* [SHORT EXERCISE]:
Would you copy out the whole listing exactly as given?
==== TASK DATA
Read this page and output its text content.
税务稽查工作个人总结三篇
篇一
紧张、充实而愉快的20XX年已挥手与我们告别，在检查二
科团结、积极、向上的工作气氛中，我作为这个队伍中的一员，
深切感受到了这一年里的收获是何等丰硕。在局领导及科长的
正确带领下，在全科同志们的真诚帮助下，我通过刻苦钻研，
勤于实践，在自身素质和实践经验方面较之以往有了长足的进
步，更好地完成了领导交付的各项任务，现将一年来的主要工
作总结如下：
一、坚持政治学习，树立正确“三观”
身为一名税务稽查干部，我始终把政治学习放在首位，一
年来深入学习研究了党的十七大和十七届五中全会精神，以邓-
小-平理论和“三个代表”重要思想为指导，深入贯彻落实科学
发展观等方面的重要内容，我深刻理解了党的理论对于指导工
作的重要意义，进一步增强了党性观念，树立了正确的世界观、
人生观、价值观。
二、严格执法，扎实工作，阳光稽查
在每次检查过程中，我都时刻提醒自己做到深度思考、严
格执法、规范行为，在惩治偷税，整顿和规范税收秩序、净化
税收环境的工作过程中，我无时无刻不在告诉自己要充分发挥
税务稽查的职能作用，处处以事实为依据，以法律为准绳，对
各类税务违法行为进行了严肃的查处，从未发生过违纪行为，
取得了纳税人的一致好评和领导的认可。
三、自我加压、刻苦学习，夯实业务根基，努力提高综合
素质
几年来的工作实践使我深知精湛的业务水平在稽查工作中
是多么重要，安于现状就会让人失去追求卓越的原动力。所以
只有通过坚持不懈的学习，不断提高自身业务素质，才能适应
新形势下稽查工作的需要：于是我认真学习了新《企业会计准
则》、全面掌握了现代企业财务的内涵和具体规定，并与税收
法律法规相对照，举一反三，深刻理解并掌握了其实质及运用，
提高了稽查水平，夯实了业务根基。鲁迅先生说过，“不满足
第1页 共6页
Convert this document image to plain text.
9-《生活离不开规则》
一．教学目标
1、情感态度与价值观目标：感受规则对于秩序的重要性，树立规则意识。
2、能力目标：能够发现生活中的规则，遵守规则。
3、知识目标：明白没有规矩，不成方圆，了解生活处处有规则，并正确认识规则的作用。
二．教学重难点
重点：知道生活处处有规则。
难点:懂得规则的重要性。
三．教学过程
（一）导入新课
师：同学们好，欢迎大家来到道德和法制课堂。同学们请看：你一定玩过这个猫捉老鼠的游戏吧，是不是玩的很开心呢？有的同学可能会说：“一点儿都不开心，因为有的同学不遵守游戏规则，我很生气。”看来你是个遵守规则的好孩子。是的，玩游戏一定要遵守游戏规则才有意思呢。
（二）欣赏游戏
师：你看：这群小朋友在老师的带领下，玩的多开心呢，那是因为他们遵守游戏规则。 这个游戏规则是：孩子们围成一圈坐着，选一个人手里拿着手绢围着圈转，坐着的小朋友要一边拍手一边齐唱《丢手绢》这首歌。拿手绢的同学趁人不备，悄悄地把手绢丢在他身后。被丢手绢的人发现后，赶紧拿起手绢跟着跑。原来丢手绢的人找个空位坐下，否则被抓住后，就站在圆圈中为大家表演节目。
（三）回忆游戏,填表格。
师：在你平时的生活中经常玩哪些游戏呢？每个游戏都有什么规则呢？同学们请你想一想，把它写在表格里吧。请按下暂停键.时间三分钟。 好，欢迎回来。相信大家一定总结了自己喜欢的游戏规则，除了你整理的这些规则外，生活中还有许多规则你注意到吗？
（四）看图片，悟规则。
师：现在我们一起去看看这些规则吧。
========
* [WRITTEN ANSWER]:
Read this page and output its text content.
税务稽查工作个人总结三篇
篇一
紧张、充实而愉快的20XX年已挥手与我们告别，在检查二
科团结、积极、向上的工作气氛中，我作为这个队伍中的一员，
深切感受到了这一年里的收获是何等丰硕。在局领导及科长的
正确带领下，在全科同志们的真诚帮助下，我通过刻苦钻研，
勤于实践，在自身素质和实践经验方面较之以往有了长足的进
步，更好地完成了领导交付的各项任务，现将一年来的主要工
作总结如下：
一、坚持政治学习，树立正确“三观”
身为一名税务稽查干部，我始终把政治学习放在首位，一
年来深入学习研究了党的十七大和十七届五中全会精神，以邓-
小-平理论和“三个代表”重要思想为指导，深入贯彻落实科学
发展观等方面的重要内容，我深刻理解了党的理论对于指导工
作的重要意义，进一步增强了党性观念，树立了正确的世界观、
人生观、价值观。
二、严格执法，扎实工作，阳光稽查
在每次检查过程中，我都时刻提醒自己做到深度思考、严
格执法、规范行为，在惩治偷税，整顿和规范税收秩序、净化
税收环境的工作过程中，我无时无刻不在告诉自己要充分发挥
税务稽查的职能作用，处处以事实为依据，以法律为准绳，对
各类税务违法行为进行了严肃的查处，从未发生过违纪行为，
取得了纳税人的一致好评和领导的认可。
三、自我加压、刻苦学习，夯实业务根基，努力提高综合
素质
几年来的工作实践使我深知精湛的业务水平在稽查工作中
是多么重要，安于现状就会让人失去追求卓越的原动力。所以
只有通过坚持不懈的学习，不断提高自身业务素质，才能适应
新形势下稽查工作的需要：于是我认真学习了新《企业会计准
则》、全面掌握了现代企业财务的内涵和具体规定，并与税收
法律法规相对照，举一反三，深刻理解并掌握了其实质及运用，
提高了稽查水平，夯实了业务根基。鲁迅先生说过，“不满足
第1页 共6页
Convert this document image to plain text.
9-《生活离不开规则》
一．教学目标
1、情感态度与价值观目标：感受规则对于秩序的重要性，树立规则意识。
2、能力目标：能够发现生活中的规则，遵守规则。
3、知识目标：明白没有规矩，不成方圆，了解生活处处有规则，并正确认识规则的作用。
二．教学重难点
重点：知道生活处处有规则。
难点:懂得规则的重要性。
三．教学过程
（一）导入新课
师：同学们好，欢迎大家来到道德和法制课堂。同学们请看：你一定玩过这个猫捉老鼠的游戏吧，是不是玩的很开心呢？有的同学可能会说：“一点儿都不开心，因为有的同学不遵守游戏规则，我很生气。”看来你是个遵守规则的好孩子。是的，玩游戏一定要遵守游戏规则才有意思呢。
（二）欣赏游戏
师：你看：这群小朋友在老师的带领下，玩的多开心呢，那是因为他们遵守游戏规则。 这个游戏规则是：孩子们围成一圈坐着，选一个人手里拿着手绢围着圈转，坐着的小朋友要一边拍手一边齐唱《丢手绢》这首歌。拿手绢的同学趁人不备，悄悄地把手绢丢在他身后。被丢手绢的人发现后，赶紧拿起手绢跟着跑。原来丢手绢的人找个空位坐下，否则被抓住后，就站在圆圈中为大家表演节目。
（三）回忆游戏,填表格。
师：在你平时的生活中经常玩哪些游戏呢？每个游戏都有什么规则呢？同学们请你想一想，把它写在表格里吧。请按下暂停键.时间三分钟。 好，欢迎回来。相信大家一定总结了自己喜欢的游戏规则，除了你整理的这些规则外，生活中还有许多规则你注意到吗？
（四）看图片，悟规则。
师：现在我们一起去看看这些规则吧。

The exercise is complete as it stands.